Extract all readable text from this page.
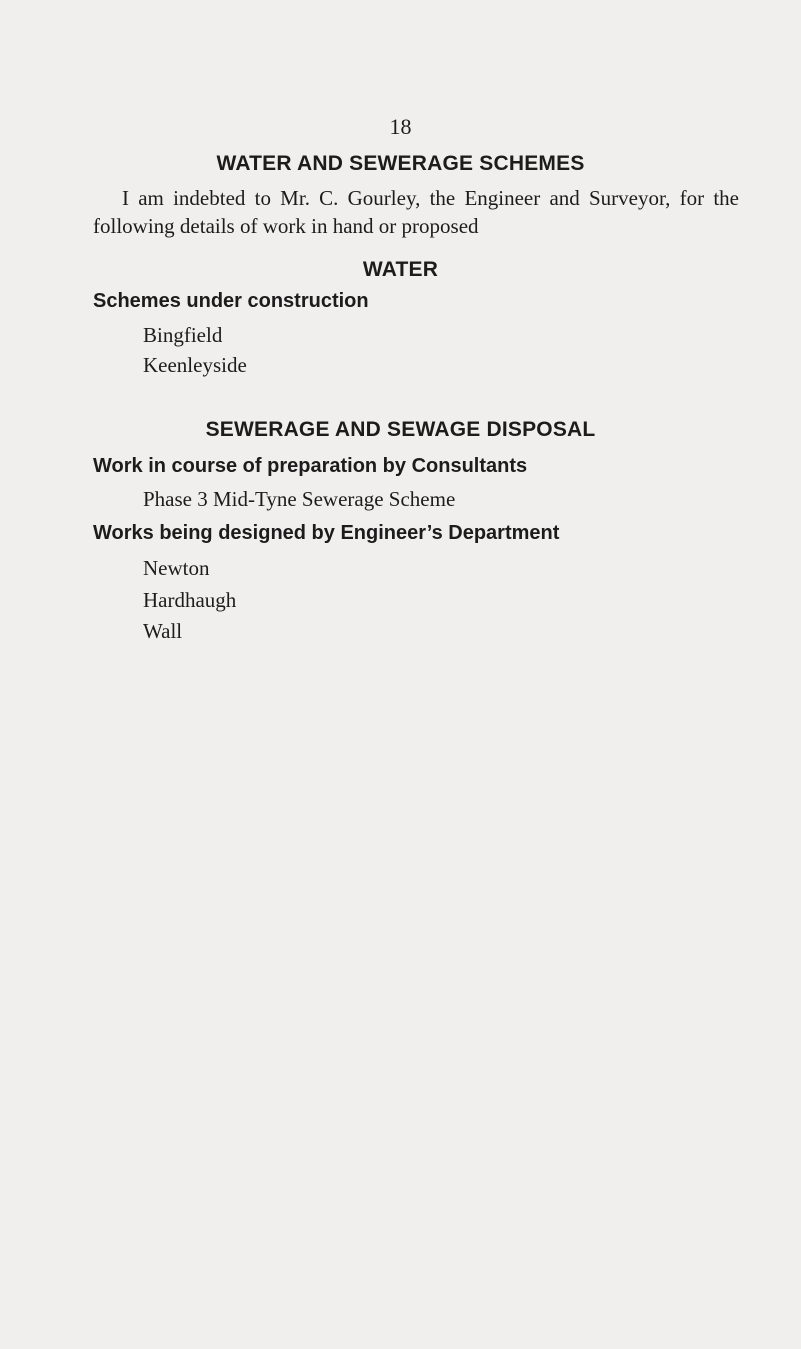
18
WATER AND SEWERAGE SCHEMES
I am indebted to Mr. C. Gourley, the Engineer and Surveyor, for the following details of work in hand or proposed
WATER
Schemes under construction
Bingfield
Keenleyside
SEWERAGE AND SEWAGE DISPOSAL
Work in course of preparation by Consultants
Phase 3 Mid-Tyne Sewerage Scheme
Works being designed by Engineer’s Department
Newton
Hardhaugh
Wall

::::

**AIM OF THE TASK:**
Report how many lines in the entries hold the string "Engineer". Nothing but the number is wanted.

**WRITTEN REPLY:**
2